Job:
Using the listing below, please gather every line containing the word "文以载道".

╭──

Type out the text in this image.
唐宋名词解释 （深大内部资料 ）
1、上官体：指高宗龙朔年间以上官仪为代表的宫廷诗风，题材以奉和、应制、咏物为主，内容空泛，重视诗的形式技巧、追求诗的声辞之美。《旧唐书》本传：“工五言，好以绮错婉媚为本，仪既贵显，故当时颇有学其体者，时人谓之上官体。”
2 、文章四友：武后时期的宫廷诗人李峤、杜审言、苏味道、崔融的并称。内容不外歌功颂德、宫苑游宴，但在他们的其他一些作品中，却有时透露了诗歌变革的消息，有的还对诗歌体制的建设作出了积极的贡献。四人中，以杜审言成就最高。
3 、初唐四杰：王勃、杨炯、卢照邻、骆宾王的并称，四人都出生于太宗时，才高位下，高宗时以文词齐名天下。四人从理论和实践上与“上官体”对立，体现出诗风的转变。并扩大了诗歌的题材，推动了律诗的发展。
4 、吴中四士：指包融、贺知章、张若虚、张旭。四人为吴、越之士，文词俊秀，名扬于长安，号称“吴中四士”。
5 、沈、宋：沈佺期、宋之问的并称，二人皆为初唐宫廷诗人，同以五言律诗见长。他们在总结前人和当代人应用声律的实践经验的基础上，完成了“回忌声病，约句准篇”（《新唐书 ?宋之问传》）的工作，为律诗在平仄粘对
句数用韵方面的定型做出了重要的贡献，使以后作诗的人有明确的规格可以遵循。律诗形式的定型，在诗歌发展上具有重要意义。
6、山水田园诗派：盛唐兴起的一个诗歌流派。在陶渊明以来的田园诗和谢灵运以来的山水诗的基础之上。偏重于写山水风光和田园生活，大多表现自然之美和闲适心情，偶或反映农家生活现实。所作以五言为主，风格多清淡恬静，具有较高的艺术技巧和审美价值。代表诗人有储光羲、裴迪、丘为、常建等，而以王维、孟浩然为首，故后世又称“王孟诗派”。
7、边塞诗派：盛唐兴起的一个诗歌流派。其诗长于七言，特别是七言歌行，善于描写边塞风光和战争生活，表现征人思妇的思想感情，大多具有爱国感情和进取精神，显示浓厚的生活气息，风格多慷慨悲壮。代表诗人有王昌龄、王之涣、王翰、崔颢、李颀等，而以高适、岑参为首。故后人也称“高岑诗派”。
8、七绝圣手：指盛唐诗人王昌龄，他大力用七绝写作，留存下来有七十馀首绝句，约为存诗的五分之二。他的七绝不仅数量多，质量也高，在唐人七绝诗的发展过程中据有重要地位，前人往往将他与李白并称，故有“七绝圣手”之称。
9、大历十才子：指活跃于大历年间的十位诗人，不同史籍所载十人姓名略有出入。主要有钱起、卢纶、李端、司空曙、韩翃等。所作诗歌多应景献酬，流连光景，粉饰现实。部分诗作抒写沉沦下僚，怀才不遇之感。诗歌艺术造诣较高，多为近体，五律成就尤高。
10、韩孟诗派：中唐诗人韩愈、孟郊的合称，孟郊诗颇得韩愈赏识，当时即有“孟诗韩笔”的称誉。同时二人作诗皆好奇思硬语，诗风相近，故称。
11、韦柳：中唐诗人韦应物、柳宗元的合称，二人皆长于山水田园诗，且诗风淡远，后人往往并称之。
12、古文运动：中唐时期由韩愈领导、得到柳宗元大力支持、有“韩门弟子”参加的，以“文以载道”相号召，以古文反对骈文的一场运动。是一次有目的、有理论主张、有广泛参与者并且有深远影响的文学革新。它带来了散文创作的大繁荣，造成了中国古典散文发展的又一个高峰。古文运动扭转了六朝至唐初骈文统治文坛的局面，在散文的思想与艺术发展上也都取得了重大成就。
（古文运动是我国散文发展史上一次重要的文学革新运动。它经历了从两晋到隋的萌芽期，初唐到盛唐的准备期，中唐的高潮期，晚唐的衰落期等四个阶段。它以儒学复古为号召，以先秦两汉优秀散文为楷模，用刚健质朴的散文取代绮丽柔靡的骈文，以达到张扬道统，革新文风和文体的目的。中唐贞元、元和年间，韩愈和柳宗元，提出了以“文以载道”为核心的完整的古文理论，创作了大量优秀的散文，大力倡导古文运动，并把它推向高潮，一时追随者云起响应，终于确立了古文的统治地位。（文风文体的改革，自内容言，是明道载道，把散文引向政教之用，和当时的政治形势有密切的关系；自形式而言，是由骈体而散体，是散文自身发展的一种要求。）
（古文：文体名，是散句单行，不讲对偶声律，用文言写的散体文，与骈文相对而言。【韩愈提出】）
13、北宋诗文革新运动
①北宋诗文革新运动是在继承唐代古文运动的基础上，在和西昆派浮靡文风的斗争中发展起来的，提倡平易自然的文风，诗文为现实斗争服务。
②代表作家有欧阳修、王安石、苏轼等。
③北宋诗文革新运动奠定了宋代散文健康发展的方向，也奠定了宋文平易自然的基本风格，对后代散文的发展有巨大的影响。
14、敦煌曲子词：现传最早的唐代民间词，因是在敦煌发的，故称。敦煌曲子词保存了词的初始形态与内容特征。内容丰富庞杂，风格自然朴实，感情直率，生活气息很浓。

╰──

Answer:
12、古文运动：中唐时期由韩愈领导、得到柳宗元大力支持、有“韩门弟子”参加的，以“文以载道”相号召，以古文反对骈文的一场运动。是一次有目的、有理论主张、有广泛参与者并且有深远影响的文学革新。它带来了散文创作的大繁荣，造成了中国古典散文发展的又一个高峰。古文运动扭转了六朝至唐初骈文统治文坛的局面，在散文的思想与艺术发展上也都取得了重大成就。
（古文运动是我国散文发展史上一次重要的文学革新运动。它经历了从两晋到隋的萌芽期，初唐到盛唐的准备期，中唐的高潮期，晚唐的衰落期等四个阶段。它以儒学复古为号召，以先秦两汉优秀散文为楷模，用刚健质朴的散文取代绮丽柔靡的骈文，以达到张扬道统，革新文风和文体的目的。中唐贞元、元和年间，韩愈和柳宗元，提出了以“文以载道”为核心的完整的古文理论，创作了大量优秀的散文，大力倡导古文运动，并把它推向高潮，一时追随者云起响应，终于确立了古文的统治地位。（文风文体的改革，自内容言，是明道载道，把散文引向政教之用，和当时的政治形势有密切的关系；自形式而言，是由骈体而散体，是散文自身发展的一种要求。）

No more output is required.